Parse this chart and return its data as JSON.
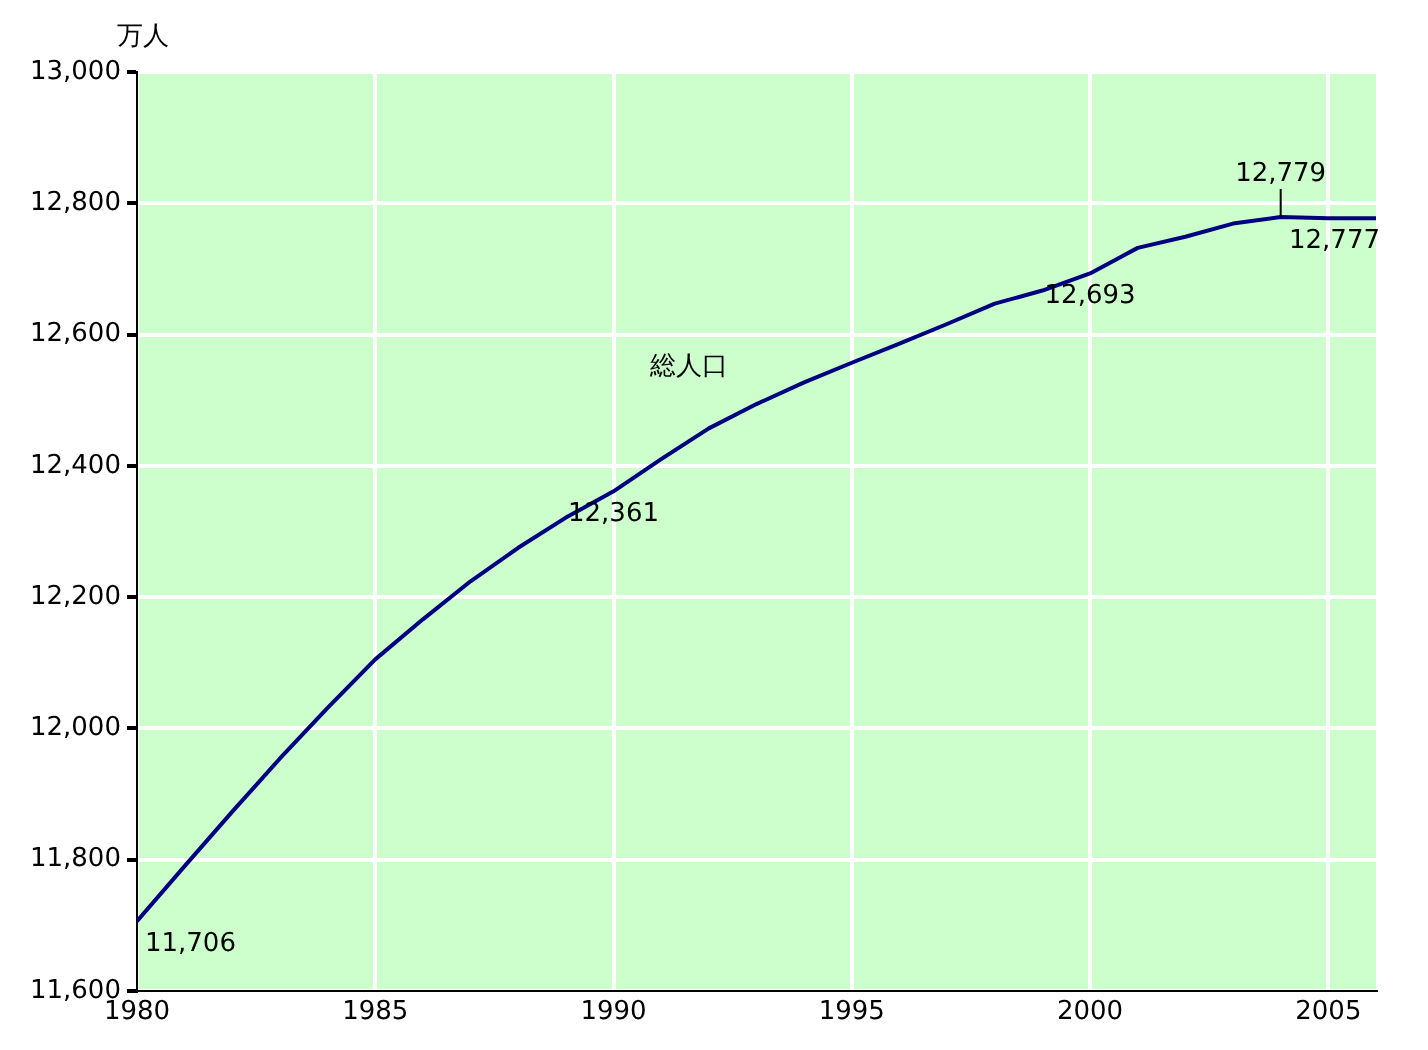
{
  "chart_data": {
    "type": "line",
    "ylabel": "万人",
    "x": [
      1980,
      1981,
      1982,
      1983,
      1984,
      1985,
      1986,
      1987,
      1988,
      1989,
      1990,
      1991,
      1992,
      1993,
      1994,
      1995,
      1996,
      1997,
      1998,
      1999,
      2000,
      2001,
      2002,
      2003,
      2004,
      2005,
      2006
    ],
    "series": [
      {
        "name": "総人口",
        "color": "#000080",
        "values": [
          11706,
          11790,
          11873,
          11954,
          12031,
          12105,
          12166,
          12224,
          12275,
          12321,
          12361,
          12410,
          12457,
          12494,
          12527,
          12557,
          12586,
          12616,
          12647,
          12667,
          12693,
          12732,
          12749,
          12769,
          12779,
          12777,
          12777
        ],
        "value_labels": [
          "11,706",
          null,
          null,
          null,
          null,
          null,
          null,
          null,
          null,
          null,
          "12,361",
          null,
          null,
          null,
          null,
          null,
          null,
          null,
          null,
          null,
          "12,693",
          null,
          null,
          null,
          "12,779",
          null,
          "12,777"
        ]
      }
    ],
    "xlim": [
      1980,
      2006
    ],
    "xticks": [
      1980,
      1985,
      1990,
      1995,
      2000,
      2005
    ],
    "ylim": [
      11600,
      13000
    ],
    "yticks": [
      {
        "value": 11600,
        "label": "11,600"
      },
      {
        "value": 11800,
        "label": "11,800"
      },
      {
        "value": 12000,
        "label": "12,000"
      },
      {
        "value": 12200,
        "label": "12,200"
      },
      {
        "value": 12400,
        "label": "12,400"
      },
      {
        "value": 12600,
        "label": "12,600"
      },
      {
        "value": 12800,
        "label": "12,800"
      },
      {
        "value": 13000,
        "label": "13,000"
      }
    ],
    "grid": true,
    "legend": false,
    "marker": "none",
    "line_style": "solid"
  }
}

= = = =

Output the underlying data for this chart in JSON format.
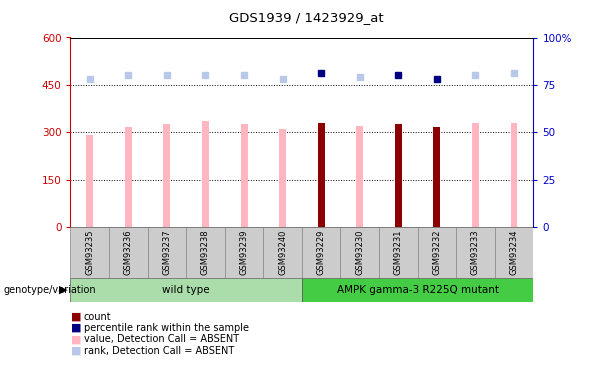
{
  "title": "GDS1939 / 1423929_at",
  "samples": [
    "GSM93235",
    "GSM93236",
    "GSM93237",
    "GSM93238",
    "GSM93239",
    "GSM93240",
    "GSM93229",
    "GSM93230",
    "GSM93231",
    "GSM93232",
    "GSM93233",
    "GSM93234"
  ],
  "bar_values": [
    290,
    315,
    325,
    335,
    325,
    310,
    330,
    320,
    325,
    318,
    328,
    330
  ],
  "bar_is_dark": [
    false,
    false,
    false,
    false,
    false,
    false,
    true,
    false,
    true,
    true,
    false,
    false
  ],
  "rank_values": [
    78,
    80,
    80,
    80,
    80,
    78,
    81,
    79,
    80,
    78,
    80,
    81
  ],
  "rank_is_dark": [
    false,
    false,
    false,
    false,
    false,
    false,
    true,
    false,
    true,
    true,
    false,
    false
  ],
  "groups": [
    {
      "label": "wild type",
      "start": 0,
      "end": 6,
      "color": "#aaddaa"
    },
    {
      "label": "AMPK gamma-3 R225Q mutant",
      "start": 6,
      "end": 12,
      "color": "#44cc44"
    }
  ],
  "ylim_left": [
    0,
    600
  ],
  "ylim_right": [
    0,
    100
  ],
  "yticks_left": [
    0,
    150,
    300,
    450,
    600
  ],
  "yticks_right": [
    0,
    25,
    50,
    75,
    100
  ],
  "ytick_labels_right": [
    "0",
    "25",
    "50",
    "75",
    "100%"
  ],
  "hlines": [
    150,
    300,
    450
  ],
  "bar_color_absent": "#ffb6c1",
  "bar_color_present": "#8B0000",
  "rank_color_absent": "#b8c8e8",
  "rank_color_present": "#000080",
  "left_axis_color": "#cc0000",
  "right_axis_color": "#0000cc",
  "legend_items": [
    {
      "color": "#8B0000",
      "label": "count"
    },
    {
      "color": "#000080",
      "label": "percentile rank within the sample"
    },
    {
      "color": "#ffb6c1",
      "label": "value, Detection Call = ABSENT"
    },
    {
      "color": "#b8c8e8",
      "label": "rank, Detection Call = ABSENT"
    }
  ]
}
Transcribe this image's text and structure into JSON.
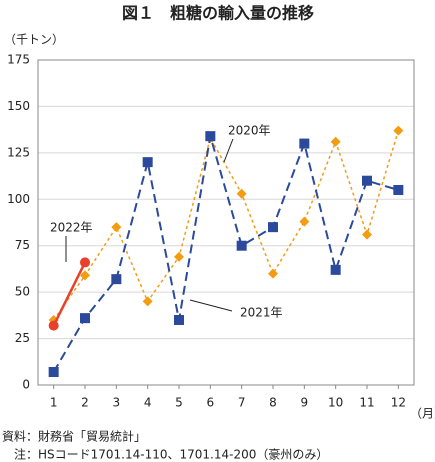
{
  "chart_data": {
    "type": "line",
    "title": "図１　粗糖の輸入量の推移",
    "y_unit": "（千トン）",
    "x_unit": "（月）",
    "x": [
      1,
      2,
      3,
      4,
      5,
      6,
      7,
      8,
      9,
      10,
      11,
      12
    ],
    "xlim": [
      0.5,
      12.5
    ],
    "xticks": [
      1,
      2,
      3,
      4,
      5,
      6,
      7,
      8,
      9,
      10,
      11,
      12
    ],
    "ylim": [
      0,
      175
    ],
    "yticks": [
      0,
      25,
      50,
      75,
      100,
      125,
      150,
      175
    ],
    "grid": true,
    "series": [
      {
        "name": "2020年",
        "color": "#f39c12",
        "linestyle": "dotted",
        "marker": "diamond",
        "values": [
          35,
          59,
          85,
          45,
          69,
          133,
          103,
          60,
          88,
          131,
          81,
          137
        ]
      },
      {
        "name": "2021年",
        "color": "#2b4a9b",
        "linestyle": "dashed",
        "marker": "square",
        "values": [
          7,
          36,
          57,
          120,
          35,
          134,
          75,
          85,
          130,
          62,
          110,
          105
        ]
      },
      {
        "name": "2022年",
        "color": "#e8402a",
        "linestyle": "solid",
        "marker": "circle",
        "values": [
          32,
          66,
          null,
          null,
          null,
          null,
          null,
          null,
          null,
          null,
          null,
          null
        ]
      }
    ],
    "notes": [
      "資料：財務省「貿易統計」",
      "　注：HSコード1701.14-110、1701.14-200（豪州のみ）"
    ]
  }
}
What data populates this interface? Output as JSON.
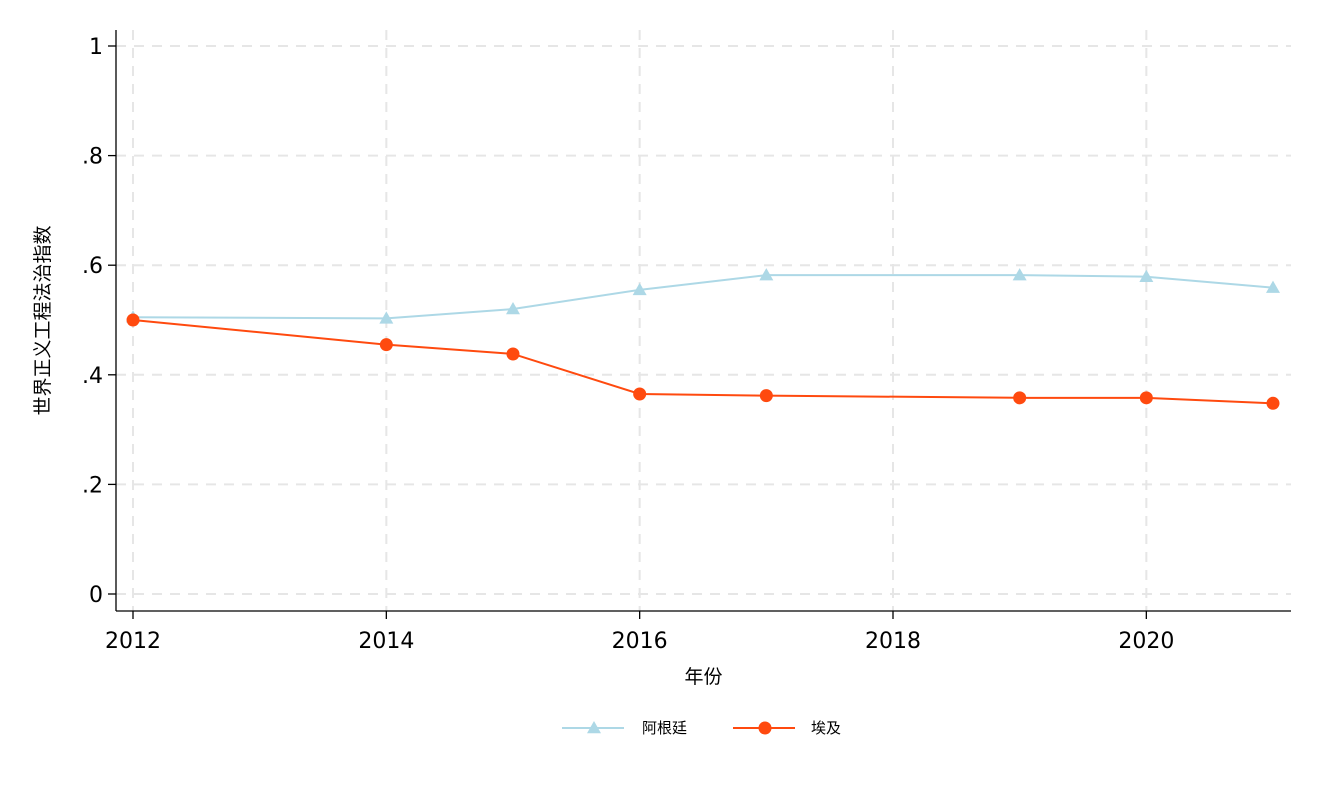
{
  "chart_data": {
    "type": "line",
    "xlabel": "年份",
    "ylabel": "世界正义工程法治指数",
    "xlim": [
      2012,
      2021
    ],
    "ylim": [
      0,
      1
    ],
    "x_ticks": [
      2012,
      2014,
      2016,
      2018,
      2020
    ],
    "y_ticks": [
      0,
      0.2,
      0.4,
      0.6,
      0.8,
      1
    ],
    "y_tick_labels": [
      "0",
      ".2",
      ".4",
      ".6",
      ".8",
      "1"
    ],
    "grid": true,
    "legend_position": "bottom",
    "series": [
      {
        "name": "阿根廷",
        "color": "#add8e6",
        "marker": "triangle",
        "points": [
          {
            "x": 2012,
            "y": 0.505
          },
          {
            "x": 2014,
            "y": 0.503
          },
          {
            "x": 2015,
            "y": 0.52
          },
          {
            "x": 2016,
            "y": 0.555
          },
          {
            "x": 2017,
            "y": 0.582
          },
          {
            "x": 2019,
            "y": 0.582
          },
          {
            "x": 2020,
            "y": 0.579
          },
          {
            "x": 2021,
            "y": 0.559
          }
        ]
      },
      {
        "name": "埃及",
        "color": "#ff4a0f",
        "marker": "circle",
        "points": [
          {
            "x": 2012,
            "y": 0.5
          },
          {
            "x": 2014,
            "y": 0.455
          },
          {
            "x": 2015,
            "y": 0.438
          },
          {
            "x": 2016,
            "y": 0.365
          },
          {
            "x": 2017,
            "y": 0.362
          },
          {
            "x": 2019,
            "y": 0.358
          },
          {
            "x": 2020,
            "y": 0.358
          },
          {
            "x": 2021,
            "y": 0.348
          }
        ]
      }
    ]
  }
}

= = = =

Look through the records and gather each line with the word "Output".

◆ Response for this exercise ◆
Output the underlying data for this chart in JSON format.
What data populates this interface? Output as JSON.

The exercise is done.